◆ **Problem description**
Give the entries back exactly, dropping each image.

◆ **Supplied data**
━━━
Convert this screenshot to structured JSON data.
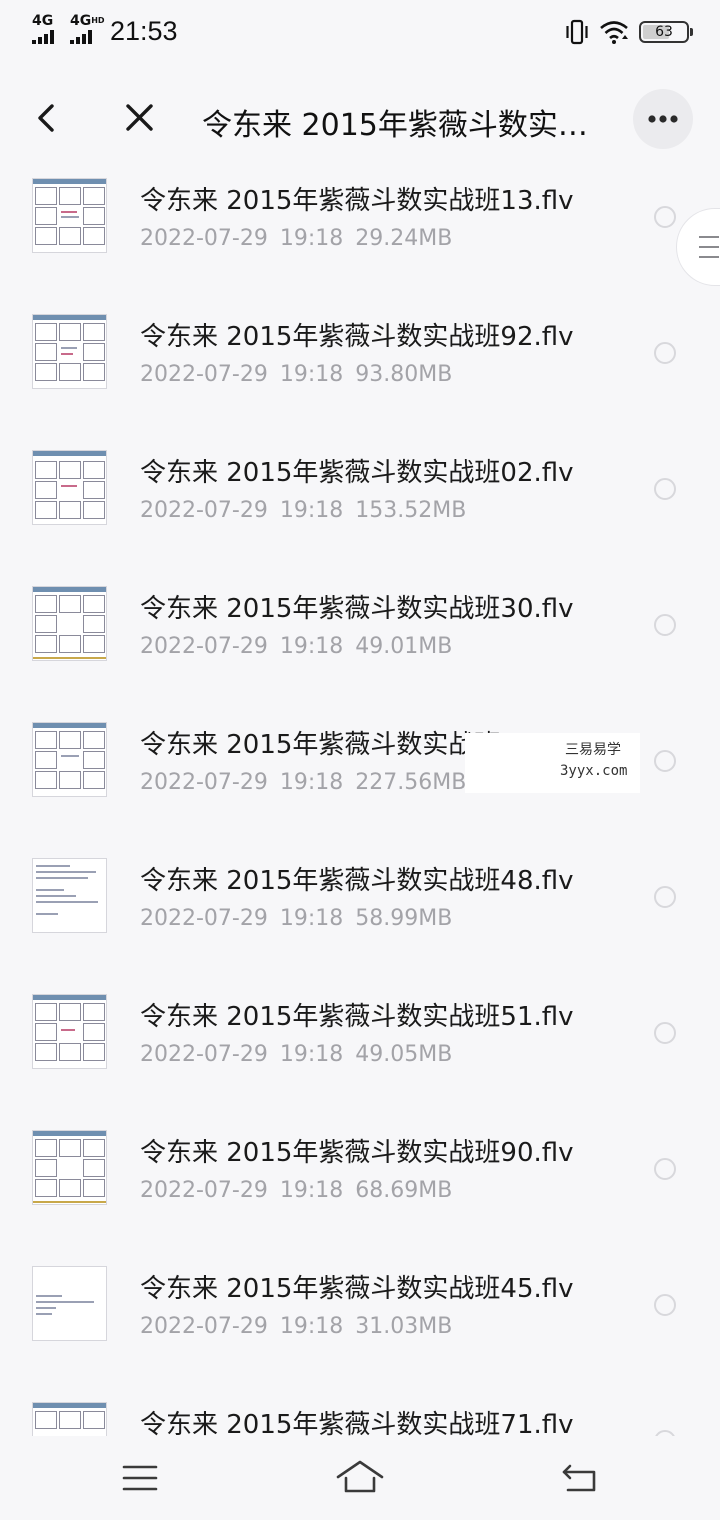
{
  "status_bar": {
    "network_1": "4G",
    "network_2": "4G",
    "network_2_sup": "HD",
    "time": "21:53",
    "battery": "63"
  },
  "header": {
    "title": "令东来 2015年紫薇斗数实…"
  },
  "files": [
    {
      "name": "令东来 2015年紫薇斗数实战班13.flv",
      "date": "2022-07-29",
      "time": "19:18",
      "size": "29.24MB"
    },
    {
      "name": "令东来 2015年紫薇斗数实战班92.flv",
      "date": "2022-07-29",
      "time": "19:18",
      "size": "93.80MB"
    },
    {
      "name": "令东来 2015年紫薇斗数实战班02.flv",
      "date": "2022-07-29",
      "time": "19:18",
      "size": "153.52MB"
    },
    {
      "name": "令东来 2015年紫薇斗数实战班30.flv",
      "date": "2022-07-29",
      "time": "19:18",
      "size": "49.01MB"
    },
    {
      "name": "令东来 2015年紫薇斗数实战班04.flv",
      "date": "2022-07-29",
      "time": "19:18",
      "size": "227.56MB"
    },
    {
      "name": "令东来 2015年紫薇斗数实战班48.flv",
      "date": "2022-07-29",
      "time": "19:18",
      "size": "58.99MB"
    },
    {
      "name": "令东来 2015年紫薇斗数实战班51.flv",
      "date": "2022-07-29",
      "time": "19:18",
      "size": "49.05MB"
    },
    {
      "name": "令东来 2015年紫薇斗数实战班90.flv",
      "date": "2022-07-29",
      "time": "19:18",
      "size": "68.69MB"
    },
    {
      "name": "令东来 2015年紫薇斗数实战班45.flv",
      "date": "2022-07-29",
      "time": "19:18",
      "size": "31.03MB"
    },
    {
      "name": "令东来 2015年紫薇斗数实战班71.flv",
      "date": "",
      "time": "",
      "size": ""
    }
  ],
  "watermark": {
    "line1": "三易易学",
    "line2": "3yyx.com"
  }
}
━━━
◆ **Solution for this problem**
Convert this screenshot to structured JSON data.
{
  "status_bar": {
    "network_1": "4G",
    "network_2": "4G",
    "network_2_sup": "HD",
    "time": "21:53",
    "battery": "63"
  },
  "header": {
    "title": "令东来 2015年紫薇斗数实…"
  },
  "files": [
    {
      "name": "令东来 2015年紫薇斗数实战班13.flv",
      "date": "2022-07-29",
      "time": "19:18",
      "size": "29.24MB"
    },
    {
      "name": "令东来 2015年紫薇斗数实战班92.flv",
      "date": "2022-07-29",
      "time": "19:18",
      "size": "93.80MB"
    },
    {
      "name": "令东来 2015年紫薇斗数实战班02.flv",
      "date": "2022-07-29",
      "time": "19:18",
      "size": "153.52MB"
    },
    {
      "name": "令东来 2015年紫薇斗数实战班30.flv",
      "date": "2022-07-29",
      "time": "19:18",
      "size": "49.01MB"
    },
    {
      "name": "令东来 2015年紫薇斗数实战班04.flv",
      "date": "2022-07-29",
      "time": "19:18",
      "size": "227.56MB"
    },
    {
      "name": "令东来 2015年紫薇斗数实战班48.flv",
      "date": "2022-07-29",
      "time": "19:18",
      "size": "58.99MB"
    },
    {
      "name": "令东来 2015年紫薇斗数实战班51.flv",
      "date": "2022-07-29",
      "time": "19:18",
      "size": "49.05MB"
    },
    {
      "name": "令东来 2015年紫薇斗数实战班90.flv",
      "date": "2022-07-29",
      "time": "19:18",
      "size": "68.69MB"
    },
    {
      "name": "令东来 2015年紫薇斗数实战班45.flv",
      "date": "2022-07-29",
      "time": "19:18",
      "size": "31.03MB"
    },
    {
      "name": "令东来 2015年紫薇斗数实战班71.flv",
      "date": "",
      "time": "",
      "size": ""
    }
  ],
  "watermark": {
    "line1": "三易易学",
    "line2": "3yyx.com"
  }
}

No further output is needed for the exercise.